___ GIVEN RECORDS ___
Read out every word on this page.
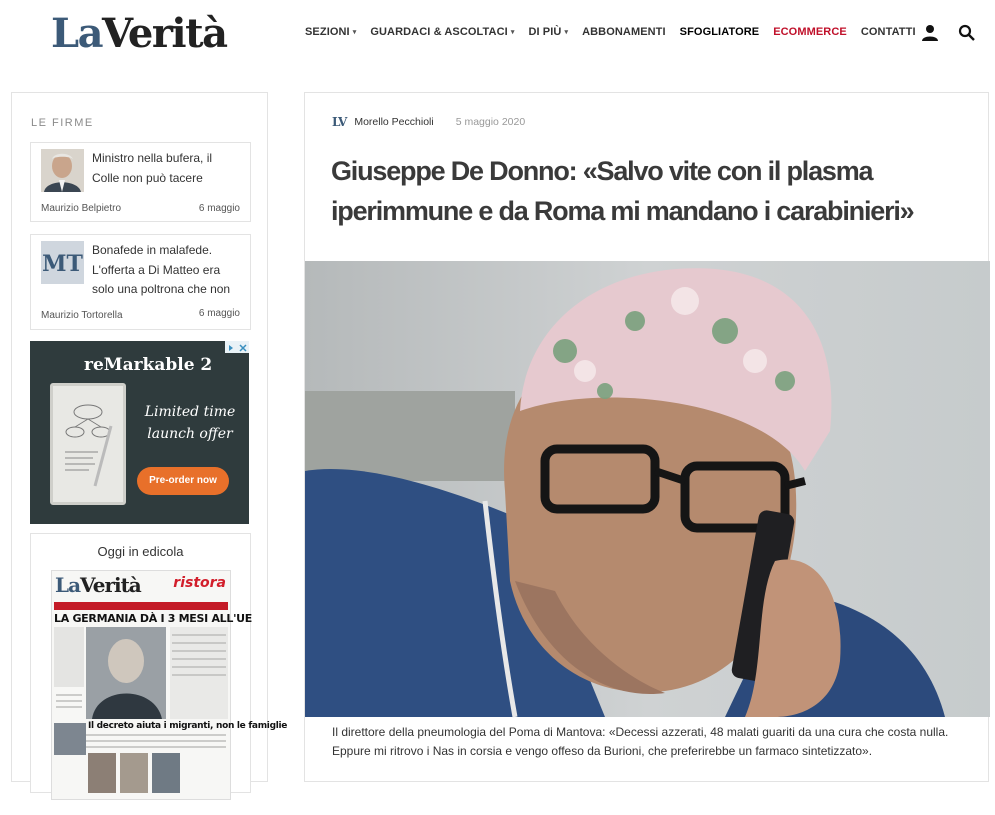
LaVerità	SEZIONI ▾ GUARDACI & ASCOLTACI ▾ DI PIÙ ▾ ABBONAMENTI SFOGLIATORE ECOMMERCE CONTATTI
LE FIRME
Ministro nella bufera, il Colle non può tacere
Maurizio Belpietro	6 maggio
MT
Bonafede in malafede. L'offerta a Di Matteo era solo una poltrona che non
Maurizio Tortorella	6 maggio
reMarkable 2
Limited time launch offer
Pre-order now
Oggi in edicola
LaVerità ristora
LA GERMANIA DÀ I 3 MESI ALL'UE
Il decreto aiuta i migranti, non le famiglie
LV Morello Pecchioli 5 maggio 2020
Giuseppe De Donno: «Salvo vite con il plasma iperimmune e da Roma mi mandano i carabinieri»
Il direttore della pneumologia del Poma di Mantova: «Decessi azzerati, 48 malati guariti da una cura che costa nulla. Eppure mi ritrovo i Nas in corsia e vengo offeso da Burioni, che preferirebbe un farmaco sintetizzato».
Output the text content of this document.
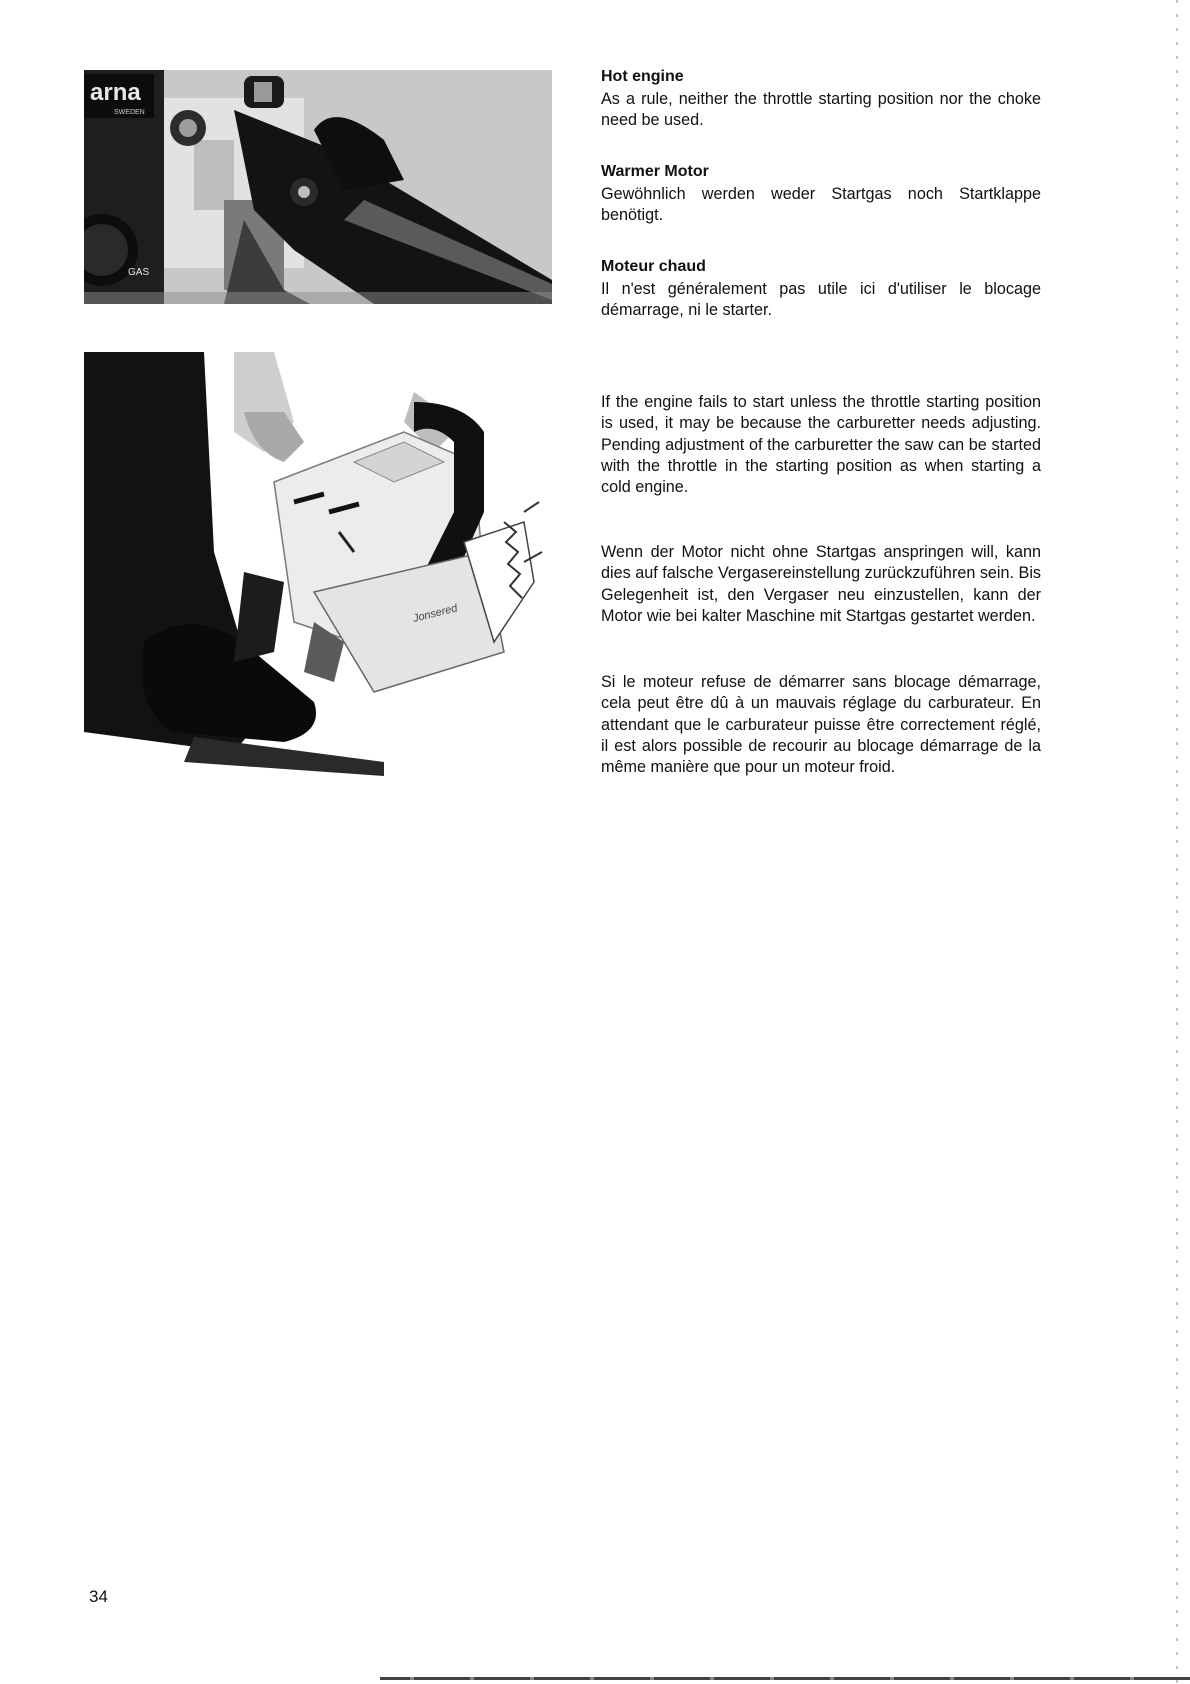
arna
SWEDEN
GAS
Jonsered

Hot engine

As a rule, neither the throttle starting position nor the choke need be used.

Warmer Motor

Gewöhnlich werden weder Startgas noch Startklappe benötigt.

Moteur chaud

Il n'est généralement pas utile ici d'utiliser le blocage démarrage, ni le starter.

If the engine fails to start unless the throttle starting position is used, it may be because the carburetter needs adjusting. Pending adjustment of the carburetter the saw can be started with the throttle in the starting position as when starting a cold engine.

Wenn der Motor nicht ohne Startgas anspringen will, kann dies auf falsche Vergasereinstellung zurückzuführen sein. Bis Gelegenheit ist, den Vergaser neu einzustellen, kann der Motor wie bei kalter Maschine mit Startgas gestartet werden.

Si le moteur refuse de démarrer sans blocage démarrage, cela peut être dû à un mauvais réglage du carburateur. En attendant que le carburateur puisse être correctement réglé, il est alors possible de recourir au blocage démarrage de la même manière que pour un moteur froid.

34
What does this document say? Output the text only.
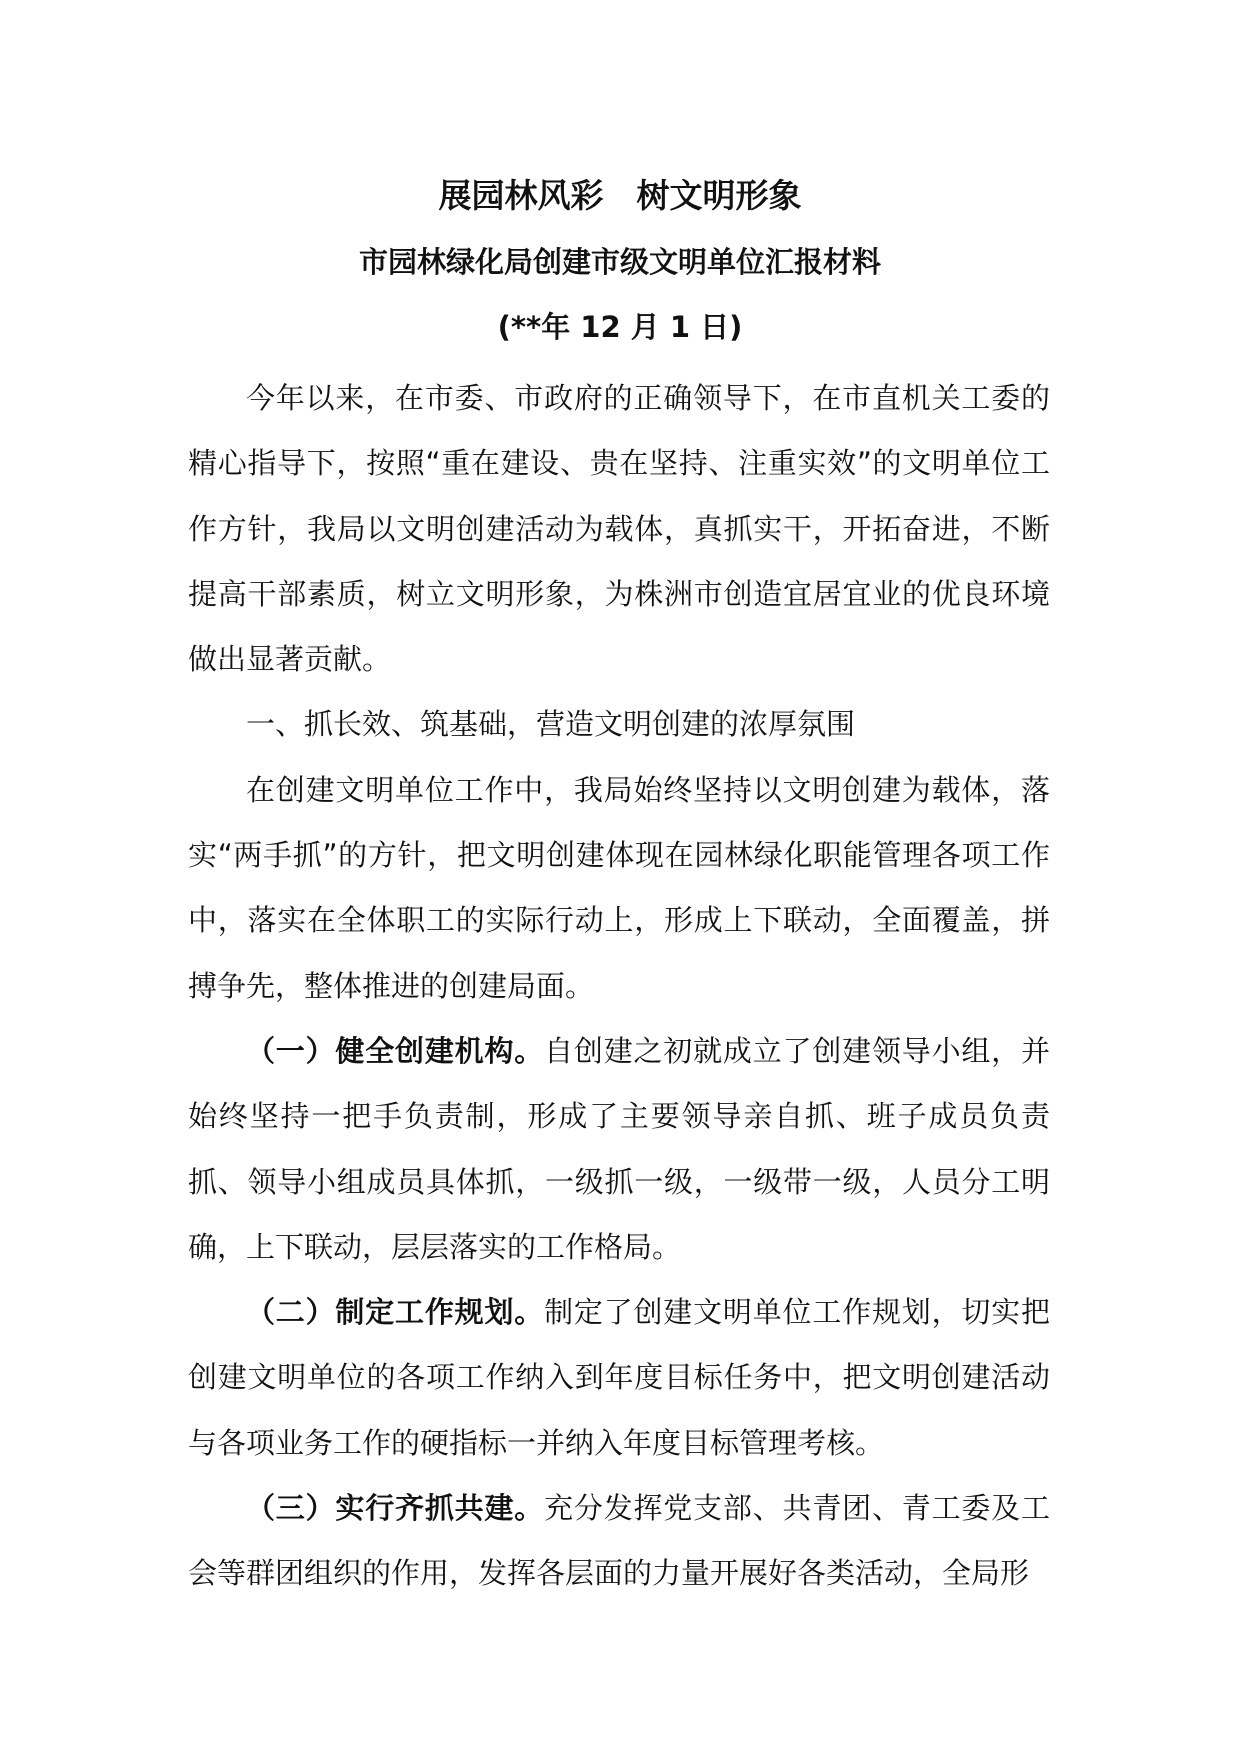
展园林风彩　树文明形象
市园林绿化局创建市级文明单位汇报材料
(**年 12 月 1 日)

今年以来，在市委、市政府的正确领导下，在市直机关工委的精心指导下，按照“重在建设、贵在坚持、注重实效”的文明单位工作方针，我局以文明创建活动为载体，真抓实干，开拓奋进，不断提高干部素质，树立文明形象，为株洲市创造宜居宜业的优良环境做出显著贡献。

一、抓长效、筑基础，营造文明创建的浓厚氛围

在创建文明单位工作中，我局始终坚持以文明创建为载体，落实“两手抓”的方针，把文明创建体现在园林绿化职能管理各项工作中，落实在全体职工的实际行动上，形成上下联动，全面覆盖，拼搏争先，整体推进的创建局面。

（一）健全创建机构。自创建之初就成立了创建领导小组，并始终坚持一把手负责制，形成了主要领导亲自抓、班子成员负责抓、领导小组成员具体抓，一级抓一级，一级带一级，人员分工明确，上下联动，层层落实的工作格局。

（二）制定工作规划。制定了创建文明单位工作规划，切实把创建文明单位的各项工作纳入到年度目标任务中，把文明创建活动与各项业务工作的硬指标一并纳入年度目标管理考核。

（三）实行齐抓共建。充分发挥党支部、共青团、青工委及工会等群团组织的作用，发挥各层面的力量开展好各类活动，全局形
___
=== PROBLEM DESCRIPTION ===
Across the records, how many lines contain "Output"? Only the number should be given.

=== TASK RESULT ===
2